> **Brief**:
Copy out all lines from the entries below in which "tige" occurs.

> **Exercise material**:
*** Block opens ***

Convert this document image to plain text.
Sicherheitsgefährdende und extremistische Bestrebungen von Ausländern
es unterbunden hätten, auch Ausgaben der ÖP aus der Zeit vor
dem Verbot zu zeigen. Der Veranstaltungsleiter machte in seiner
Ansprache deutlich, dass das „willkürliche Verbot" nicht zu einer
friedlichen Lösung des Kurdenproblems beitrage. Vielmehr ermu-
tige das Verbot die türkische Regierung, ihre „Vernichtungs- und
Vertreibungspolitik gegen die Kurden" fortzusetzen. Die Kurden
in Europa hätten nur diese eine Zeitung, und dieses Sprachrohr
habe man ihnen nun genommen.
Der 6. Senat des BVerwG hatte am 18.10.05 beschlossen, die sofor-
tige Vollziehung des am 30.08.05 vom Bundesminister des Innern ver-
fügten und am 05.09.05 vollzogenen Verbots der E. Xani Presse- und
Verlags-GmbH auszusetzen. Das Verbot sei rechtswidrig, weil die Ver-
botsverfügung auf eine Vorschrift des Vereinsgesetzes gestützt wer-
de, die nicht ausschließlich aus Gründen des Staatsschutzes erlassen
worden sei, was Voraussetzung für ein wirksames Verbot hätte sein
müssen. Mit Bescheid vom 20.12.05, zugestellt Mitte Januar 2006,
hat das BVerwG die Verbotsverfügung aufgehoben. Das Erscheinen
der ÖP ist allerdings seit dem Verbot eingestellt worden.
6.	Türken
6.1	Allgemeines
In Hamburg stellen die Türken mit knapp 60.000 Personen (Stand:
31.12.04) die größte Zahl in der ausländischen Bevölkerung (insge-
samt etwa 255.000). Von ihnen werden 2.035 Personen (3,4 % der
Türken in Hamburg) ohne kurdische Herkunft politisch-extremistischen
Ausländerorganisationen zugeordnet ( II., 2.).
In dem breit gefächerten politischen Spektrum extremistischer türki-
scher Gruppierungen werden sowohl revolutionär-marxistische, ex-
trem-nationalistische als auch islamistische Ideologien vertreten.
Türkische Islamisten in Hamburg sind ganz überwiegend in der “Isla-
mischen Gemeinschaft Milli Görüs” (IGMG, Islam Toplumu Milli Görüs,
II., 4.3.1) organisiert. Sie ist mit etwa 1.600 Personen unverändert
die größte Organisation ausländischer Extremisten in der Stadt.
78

*** Block closes ***

> **Response area**:
tige das Verbot die türkische Regierung, ihre „Vernichtungs- und
tige Vollziehung des am 30.08.05 vom Bundesminister des Innern ver-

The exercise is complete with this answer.